Instructions for the task =
Lay out the lines below as a Markdown table with the columns Row and Line, giving each line a row number and omitting blank lines. Leave the pictures out.

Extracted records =
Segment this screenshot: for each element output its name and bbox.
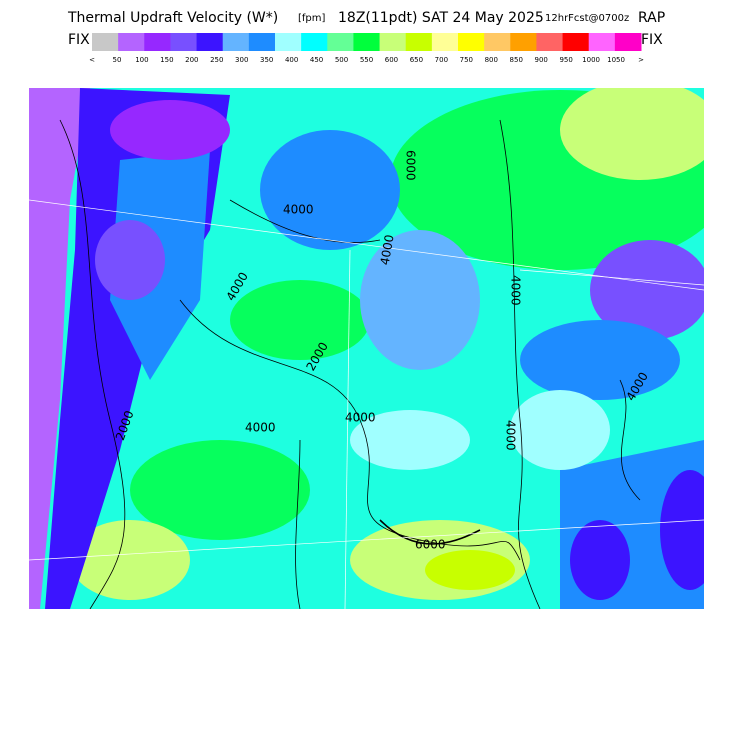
colorbar-swatch [144,33,171,51]
colorbar-label: 150 [160,56,173,64]
colorbar-label: 250 [210,56,223,64]
colorbar-label: 600 [385,56,398,64]
colorbar-swatch [92,33,119,51]
colorbar-swatch [484,33,511,51]
colorbar-label: 50 [112,56,121,64]
colorbar-swatch [196,33,224,51]
colorbar-swatch [301,33,328,51]
colorbar: <50 100 150 200 250 300 350 400 450 500 550 600 650 7… [89,33,644,64]
colorbar-swatch [327,33,354,51]
colorbar-label: 400 [285,56,298,64]
colorbar-swatch [405,33,433,51]
contour-label: 4000 [283,203,314,217]
colorbar-label: 900 [534,56,547,64]
colorbar-label: > [638,56,644,64]
fix-right: FIX [641,32,663,48]
colorbar-label: 450 [310,56,323,64]
colorbar-swatch [588,33,616,51]
colorbar-swatch [248,33,276,51]
colorbar-label: 750 [460,56,473,64]
colorbar-label: 500 [335,56,348,64]
colorbar-swatch [353,33,381,51]
time: 18Z(11pdt) SAT 24 May 2025 [338,10,544,26]
colorbar-label: 850 [510,56,523,64]
colorbar-label: 1000 [582,56,600,64]
colorbar-swatch [614,33,642,51]
units: [fpm] [298,13,326,24]
colorbar-swatch [536,33,564,51]
contour-label: 4000 [345,411,376,425]
fix-left: FIX [68,32,90,48]
map: 4000 4000 4000 4000 4000 4000 4000 6000 … [29,88,704,609]
colorbar-swatch [275,33,302,51]
colorbar-swatch [170,33,198,51]
colorbar-swatch [510,33,537,51]
colorbar-swatch [222,33,250,51]
colorbar-swatch [458,33,485,51]
colorbar-swatch [431,33,459,51]
colorbar-label: 350 [260,56,273,64]
model: RAP [638,10,665,26]
contour-label: 4000 [378,234,397,267]
colorbar-label: 550 [360,56,373,64]
contour-label: 4000 [504,420,518,451]
colorbar-label: 100 [135,56,148,64]
colorbar-label: 950 [559,56,572,64]
colorbar-label: 300 [235,56,248,64]
contour-label: 4000 [245,421,276,435]
colorbar-label: 200 [185,56,198,64]
colorbar-label: 800 [485,56,498,64]
colorbar-swatch [379,33,407,51]
title: Thermal Updraft Velocity (W*) [67,10,278,26]
contour-label: 6000 [404,150,418,181]
colorbar-swatch [118,33,145,51]
colorbar-label: 700 [435,56,448,64]
contour-label: 4000 [509,275,523,306]
colorbar-label: 650 [410,56,423,64]
colorbar-label: < [89,56,95,64]
contour-label: 6000 [415,538,446,552]
forecast: 12hrFcst@0700z [545,13,629,24]
colorbar-label: 1050 [607,56,625,64]
colorbar-swatch [562,33,590,51]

Solution =
| Row | Line |
|---|---|
| 1 | Segment this screenshot: for each element output its name and bbox. |
| 2 | colorbar-swatch [144,33,171,51] |
| 3 | colorbar-label: 150 [160,56,173,64] |
| 4 | colorbar-label: 250 [210,56,223,64] |
| 5 | colorbar-label: 600 [385,56,398,64] |
| 6 | colorbar-swatch [92,33,119,51] |
| 7 | colorbar-swatch [484,33,511,51] |
| 8 | colorbar-label: 50 [112,56,121,64] |
| 9 | colorbar-swatch [196,33,224,51] |
| 10 | colorbar-swatch [301,33,328,51] |
| 11 | colorbar: <50 100 150 200 250 300 350 400 450 500 550 600 650 7… [89,33,644,64] |
| 12 | colorbar-swatch [327,33,354,51] |
| 13 | colorbar-label: 400 [285,56,298,64] |
| 14 | colorbar-swatch [405,33,433,51] |
| 15 | contour-label: 4000 [283,203,314,217] |
| 16 | colorbar-label: 900 [534,56,547,64] |
| 17 | colorbar-label: > [638,56,644,64] |
| 18 | fix-right: FIX [641,32,663,48] |
| 19 | colorbar-label: 450 [310,56,323,64] |
| 20 | colorbar-swatch [588,33,616,51] |
| 21 | colorbar-swatch [248,33,276,51] |
| 22 | colorbar-label: 750 [460,56,473,64] |
| 23 | colorbar-label: 500 [335,56,348,64] |
| 24 | colorbar-swatch [353,33,381,51] |
| 25 | time: 18Z(11pdt) SAT 24 May 2025 [338,10,544,26] |
| 26 | colorbar-label: 850 [510,56,523,64] |
| 27 | colorbar-label: 1000 [582,56,600,64] |
| 28 | colorbar-swatch [614,33,642,51] |
| 29 | units: [fpm] [298,13,326,24] |
| 30 | colorbar-swatch [536,33,564,51] |
| 31 | contour-label: 4000 [345,411,376,425] |
| 32 | fix-left: FIX [68,32,90,48] |
| 33 | map: 4000 4000 4000 4000 4000 4000 4000 6000 … [29,88,704,609] |
| 34 | colorbar-swatch [275,33,302,51] |
| 35 | colorbar-swatch [170,33,198,51] |
| 36 | colorbar-swatch [510,33,537,51] |
| 37 | colorbar-swatch [222,33,250,51] |
| 38 | colorbar-swatch [458,33,485,51] |
| 39 | colorbar-swatch [431,33,459,51] |
| 40 | colorbar-label: 350 [260,56,273,64] |
| 41 | model: RAP [638,10,665,26] |
| 42 | contour-label: 4000 [378,234,397,267] |
| 43 | colorbar-label: 550 [360,56,373,64] |
| 44 | contour-label: 4000 [504,420,518,451] |
| 45 | colorbar-label: 100 [135,56,148,64] |
| 46 | colorbar-label: 950 [559,56,572,64] |
| 47 | colorbar-label: 300 [235,56,248,64] |
| 48 | contour-label: 4000 [245,421,276,435] |
| 49 | colorbar-label: 200 [185,56,198,64] |
| 50 | colorbar-label: 800 [485,56,498,64] |
| 51 | colorbar-swatch [379,33,407,51] |
| 52 | title: Thermal Updraft Velocity (W*) [67,10,278,26] |
| 53 | contour-label: 6000 [404,150,418,181] |
| 54 | colorbar-swatch [118,33,145,51] |
| 55 | colorbar-label: 700 [435,56,448,64] |
| 56 | contour-label: 4000 [509,275,523,306] |
| 57 | colorbar-label: 650 [410,56,423,64] |
| 58 | colorbar-label: < [89,56,95,64] |
| 59 | contour-label: 6000 [415,538,446,552] |
| 60 | forecast: 12hrFcst@0700z [545,13,629,24] |
| 61 | colorbar-label: 1050 [607,56,625,64] |
| 62 | colorbar-swatch [562,33,590,51] |